Exercise prompt: Determine how many lines in the entries below include "name". The reply should be that number and nothing else.

··· Stored rows

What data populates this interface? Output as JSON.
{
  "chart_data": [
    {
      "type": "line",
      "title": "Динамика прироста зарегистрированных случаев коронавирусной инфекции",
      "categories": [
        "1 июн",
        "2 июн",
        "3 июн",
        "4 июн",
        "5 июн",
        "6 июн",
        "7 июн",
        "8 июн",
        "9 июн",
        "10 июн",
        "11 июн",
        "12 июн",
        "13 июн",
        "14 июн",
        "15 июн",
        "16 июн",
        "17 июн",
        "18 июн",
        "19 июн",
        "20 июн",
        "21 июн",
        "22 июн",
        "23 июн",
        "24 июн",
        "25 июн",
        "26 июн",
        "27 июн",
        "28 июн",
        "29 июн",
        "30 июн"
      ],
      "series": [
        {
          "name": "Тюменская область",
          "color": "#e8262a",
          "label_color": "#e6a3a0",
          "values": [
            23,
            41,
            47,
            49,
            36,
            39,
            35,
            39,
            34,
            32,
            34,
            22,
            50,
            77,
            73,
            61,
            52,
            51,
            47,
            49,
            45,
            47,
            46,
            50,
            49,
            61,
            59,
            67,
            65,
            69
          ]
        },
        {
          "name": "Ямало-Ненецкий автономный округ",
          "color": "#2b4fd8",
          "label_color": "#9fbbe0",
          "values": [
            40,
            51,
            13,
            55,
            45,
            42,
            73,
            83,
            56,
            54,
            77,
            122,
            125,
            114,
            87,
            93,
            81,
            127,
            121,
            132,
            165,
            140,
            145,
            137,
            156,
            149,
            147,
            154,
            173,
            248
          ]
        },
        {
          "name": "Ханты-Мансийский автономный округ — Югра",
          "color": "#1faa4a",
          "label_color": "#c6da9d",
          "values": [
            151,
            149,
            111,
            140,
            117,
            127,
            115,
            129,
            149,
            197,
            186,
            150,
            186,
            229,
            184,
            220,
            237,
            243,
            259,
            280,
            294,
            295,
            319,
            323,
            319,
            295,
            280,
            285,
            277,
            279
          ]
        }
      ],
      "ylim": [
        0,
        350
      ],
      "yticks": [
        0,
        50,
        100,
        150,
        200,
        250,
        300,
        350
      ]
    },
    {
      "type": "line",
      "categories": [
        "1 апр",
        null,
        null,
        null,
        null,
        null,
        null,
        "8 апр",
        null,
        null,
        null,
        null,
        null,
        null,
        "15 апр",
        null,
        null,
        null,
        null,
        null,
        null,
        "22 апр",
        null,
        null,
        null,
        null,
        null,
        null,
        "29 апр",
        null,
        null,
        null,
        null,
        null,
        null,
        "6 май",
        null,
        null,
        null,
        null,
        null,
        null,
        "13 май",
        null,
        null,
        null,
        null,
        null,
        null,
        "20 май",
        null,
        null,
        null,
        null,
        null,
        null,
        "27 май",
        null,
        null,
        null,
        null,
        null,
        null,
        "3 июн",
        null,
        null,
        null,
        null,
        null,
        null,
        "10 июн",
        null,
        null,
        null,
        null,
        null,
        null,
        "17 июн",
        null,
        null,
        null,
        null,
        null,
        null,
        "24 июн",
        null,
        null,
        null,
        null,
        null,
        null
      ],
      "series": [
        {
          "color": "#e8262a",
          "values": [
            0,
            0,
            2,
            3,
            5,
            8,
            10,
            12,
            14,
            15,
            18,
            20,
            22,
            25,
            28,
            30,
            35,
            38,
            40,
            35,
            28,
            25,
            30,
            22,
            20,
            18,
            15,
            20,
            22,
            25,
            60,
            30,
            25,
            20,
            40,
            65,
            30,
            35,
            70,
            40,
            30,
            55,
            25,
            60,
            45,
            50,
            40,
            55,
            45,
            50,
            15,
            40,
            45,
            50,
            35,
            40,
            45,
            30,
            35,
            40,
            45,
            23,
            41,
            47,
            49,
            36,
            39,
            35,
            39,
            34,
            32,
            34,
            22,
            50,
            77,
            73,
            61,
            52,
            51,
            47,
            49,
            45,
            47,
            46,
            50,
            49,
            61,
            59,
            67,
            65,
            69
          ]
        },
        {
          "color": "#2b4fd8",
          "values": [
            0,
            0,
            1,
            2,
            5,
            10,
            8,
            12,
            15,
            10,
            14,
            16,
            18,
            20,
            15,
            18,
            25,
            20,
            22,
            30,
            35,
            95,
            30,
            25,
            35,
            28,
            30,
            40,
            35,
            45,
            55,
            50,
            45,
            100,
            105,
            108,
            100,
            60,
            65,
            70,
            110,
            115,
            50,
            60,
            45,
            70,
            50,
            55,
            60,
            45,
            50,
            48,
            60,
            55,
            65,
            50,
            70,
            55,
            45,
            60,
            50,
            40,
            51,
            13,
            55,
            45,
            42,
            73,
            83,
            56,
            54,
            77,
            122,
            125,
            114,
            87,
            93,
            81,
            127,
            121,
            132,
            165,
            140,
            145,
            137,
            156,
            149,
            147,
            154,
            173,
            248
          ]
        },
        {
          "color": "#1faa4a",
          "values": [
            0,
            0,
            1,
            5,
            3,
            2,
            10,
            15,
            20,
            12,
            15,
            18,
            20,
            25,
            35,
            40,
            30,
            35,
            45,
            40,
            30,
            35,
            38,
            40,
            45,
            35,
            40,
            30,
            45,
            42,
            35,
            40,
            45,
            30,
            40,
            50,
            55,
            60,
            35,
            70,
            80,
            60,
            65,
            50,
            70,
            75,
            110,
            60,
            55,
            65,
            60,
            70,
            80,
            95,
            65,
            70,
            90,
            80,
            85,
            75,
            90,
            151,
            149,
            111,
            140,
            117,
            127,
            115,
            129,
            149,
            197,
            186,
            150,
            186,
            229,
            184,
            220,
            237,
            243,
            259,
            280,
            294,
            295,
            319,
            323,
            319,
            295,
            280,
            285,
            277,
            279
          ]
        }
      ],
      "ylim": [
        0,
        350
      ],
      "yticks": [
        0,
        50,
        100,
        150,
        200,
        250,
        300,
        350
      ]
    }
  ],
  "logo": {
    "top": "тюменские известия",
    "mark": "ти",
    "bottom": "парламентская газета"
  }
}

······

Complete response: 3